Find the string "object" in the entries and copy each line that has it.

[start RAW RECORDS]

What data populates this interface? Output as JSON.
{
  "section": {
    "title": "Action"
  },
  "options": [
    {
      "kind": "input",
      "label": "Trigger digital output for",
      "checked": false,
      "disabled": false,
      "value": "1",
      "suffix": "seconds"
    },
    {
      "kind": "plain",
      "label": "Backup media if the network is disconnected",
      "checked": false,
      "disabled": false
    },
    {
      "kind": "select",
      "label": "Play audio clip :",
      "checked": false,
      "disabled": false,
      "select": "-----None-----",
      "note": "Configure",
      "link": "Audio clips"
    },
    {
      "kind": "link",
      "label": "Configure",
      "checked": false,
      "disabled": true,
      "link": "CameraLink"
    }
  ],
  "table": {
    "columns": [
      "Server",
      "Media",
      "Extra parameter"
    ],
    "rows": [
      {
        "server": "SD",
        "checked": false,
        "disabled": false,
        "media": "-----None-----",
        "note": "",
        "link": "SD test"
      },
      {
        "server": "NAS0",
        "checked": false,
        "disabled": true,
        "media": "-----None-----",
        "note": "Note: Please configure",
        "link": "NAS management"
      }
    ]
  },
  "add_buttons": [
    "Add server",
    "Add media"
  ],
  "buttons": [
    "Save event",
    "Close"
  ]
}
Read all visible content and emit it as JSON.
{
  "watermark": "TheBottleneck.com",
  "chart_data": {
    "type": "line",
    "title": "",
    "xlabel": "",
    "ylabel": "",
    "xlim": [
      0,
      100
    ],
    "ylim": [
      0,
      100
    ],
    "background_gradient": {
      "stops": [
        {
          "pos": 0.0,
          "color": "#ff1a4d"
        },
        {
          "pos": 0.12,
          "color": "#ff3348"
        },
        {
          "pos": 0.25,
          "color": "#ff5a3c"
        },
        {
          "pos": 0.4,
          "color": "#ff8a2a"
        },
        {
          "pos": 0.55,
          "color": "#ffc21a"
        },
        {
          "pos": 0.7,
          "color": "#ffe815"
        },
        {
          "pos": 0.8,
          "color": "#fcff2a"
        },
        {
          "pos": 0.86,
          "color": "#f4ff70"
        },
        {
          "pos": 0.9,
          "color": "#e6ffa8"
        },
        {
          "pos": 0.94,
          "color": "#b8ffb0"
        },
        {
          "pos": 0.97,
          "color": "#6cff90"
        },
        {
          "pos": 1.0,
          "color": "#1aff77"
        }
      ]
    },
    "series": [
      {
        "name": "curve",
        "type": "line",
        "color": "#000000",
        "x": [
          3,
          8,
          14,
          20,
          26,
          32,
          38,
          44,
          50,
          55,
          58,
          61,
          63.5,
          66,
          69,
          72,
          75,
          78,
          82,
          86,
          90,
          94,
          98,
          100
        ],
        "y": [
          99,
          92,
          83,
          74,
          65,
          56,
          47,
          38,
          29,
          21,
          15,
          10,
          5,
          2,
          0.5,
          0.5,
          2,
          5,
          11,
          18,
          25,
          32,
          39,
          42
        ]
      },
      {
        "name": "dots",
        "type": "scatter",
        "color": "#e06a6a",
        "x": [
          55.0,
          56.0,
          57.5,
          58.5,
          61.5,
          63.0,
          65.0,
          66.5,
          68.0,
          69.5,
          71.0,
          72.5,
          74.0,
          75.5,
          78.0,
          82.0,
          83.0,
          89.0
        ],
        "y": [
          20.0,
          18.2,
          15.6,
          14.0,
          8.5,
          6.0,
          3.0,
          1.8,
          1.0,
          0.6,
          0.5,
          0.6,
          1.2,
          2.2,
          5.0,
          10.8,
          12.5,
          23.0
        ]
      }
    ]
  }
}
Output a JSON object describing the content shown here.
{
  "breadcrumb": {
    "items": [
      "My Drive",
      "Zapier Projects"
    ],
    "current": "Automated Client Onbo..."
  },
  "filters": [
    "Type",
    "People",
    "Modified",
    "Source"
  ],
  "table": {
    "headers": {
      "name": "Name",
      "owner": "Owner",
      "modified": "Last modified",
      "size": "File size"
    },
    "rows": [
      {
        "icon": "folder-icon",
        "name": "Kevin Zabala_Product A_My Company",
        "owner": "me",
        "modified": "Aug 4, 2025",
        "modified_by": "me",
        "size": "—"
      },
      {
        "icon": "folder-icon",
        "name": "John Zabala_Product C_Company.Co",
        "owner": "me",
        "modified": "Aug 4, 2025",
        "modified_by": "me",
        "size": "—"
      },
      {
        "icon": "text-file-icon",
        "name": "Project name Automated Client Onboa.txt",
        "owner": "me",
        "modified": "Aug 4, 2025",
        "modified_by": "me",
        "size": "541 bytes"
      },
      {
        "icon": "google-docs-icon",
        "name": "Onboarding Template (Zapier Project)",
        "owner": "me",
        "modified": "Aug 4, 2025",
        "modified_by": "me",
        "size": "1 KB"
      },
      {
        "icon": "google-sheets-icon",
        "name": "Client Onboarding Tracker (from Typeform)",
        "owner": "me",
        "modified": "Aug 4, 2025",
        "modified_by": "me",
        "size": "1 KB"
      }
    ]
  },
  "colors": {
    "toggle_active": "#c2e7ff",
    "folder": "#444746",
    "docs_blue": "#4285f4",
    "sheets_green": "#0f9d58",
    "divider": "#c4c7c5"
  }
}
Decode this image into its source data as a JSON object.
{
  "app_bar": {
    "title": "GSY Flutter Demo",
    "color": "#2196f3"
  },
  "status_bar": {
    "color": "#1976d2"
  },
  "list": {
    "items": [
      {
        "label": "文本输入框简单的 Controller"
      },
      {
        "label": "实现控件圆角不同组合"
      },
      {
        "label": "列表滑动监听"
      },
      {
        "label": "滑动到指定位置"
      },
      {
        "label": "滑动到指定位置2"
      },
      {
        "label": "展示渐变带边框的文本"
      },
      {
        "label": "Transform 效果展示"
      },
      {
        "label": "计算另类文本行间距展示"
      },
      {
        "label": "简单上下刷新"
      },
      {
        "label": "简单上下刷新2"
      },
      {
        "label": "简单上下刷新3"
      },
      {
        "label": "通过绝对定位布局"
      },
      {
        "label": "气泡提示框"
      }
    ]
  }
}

[end RAW RECORDS]

### RIGHT ANSWER:
Output a JSON object describing the content shown here.
Decode this image into its source data as a JSON object.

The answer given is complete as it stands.